Collection entries
────────
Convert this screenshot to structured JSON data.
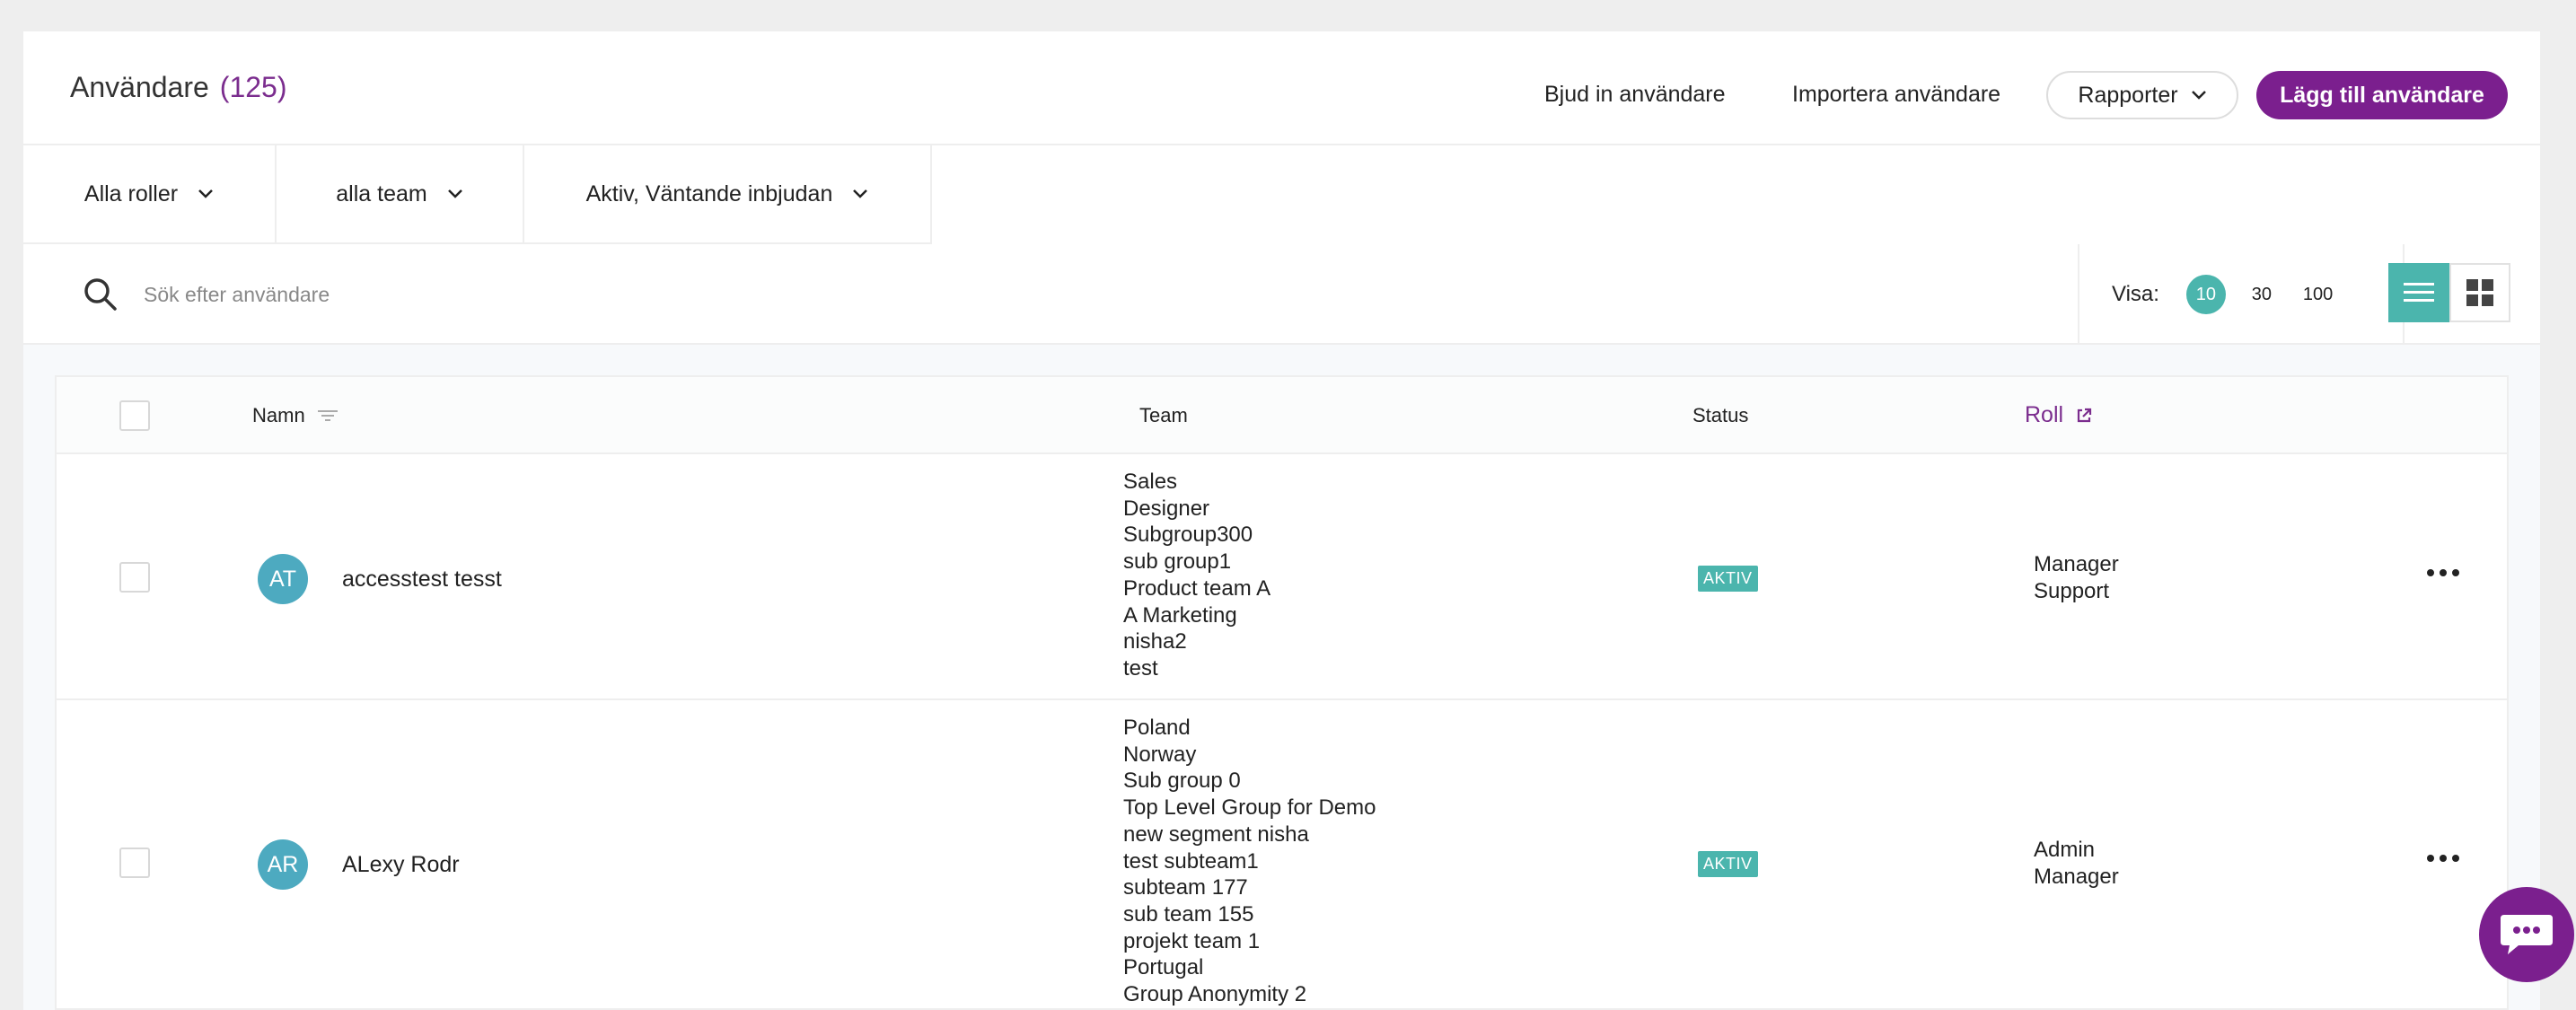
{
  "header": {
    "title": "Användare",
    "count": "(125)",
    "invite_label": "Bjud in användare",
    "import_label": "Importera användare",
    "reports_label": "Rapporter",
    "add_label": "Lägg till användare"
  },
  "filters": [
    {
      "label": "Alla roller"
    },
    {
      "label": "alla team"
    },
    {
      "label": "Aktiv, Väntande inbjudan"
    }
  ],
  "search": {
    "placeholder": "Sök efter användare",
    "value": ""
  },
  "pagination": {
    "label": "Visa:",
    "options": [
      "10",
      "30",
      "100"
    ],
    "selected": "10"
  },
  "view": {
    "selected": "list"
  },
  "table": {
    "headers": {
      "name": "Namn",
      "team": "Team",
      "status": "Status",
      "role": "Roll"
    },
    "rows": [
      {
        "initials": "AT",
        "name": "accesstest tesst",
        "teams": [
          "Sales",
          "Designer",
          "Subgroup300",
          "sub group1",
          "Product team A",
          "A Marketing",
          "nisha2",
          "test"
        ],
        "status": "AKTIV",
        "roles": [
          "Manager",
          "Support"
        ]
      },
      {
        "initials": "AR",
        "name": "ALexy Rodr",
        "teams": [
          "Poland",
          "Norway",
          "Sub group 0",
          "Top Level Group for Demo",
          "new segment nisha",
          "test subteam1",
          "subteam 177",
          "sub team 155",
          "projekt team 1",
          "Portugal",
          "Group Anonymity 2"
        ],
        "status": "AKTIV",
        "roles": [
          "Admin",
          "Manager"
        ]
      }
    ]
  },
  "colors": {
    "brand": "#7b1f8e",
    "accent": "#4bb5ad",
    "avatar": "#4daac0"
  }
}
────────
◆ SHORT TASK
All the records need to be repeated exactly, with the images dropped.

◆ CORRECT RESPONSE
Convert this screenshot to structured JSON data.
{
  "header": {
    "title": "Användare",
    "count": "(125)",
    "invite_label": "Bjud in användare",
    "import_label": "Importera användare",
    "reports_label": "Rapporter",
    "add_label": "Lägg till användare"
  },
  "filters": [
    {
      "label": "Alla roller"
    },
    {
      "label": "alla team"
    },
    {
      "label": "Aktiv, Väntande inbjudan"
    }
  ],
  "search": {
    "placeholder": "Sök efter användare",
    "value": ""
  },
  "pagination": {
    "label": "Visa:",
    "options": [
      "10",
      "30",
      "100"
    ],
    "selected": "10"
  },
  "view": {
    "selected": "list"
  },
  "table": {
    "headers": {
      "name": "Namn",
      "team": "Team",
      "status": "Status",
      "role": "Roll"
    },
    "rows": [
      {
        "initials": "AT",
        "name": "accesstest tesst",
        "teams": [
          "Sales",
          "Designer",
          "Subgroup300",
          "sub group1",
          "Product team A",
          "A Marketing",
          "nisha2",
          "test"
        ],
        "status": "AKTIV",
        "roles": [
          "Manager",
          "Support"
        ]
      },
      {
        "initials": "AR",
        "name": "ALexy Rodr",
        "teams": [
          "Poland",
          "Norway",
          "Sub group 0",
          "Top Level Group for Demo",
          "new segment nisha",
          "test subteam1",
          "subteam 177",
          "sub team 155",
          "projekt team 1",
          "Portugal",
          "Group Anonymity 2"
        ],
        "status": "AKTIV",
        "roles": [
          "Admin",
          "Manager"
        ]
      }
    ]
  },
  "colors": {
    "brand": "#7b1f8e",
    "accent": "#4bb5ad",
    "avatar": "#4daac0"
  }
}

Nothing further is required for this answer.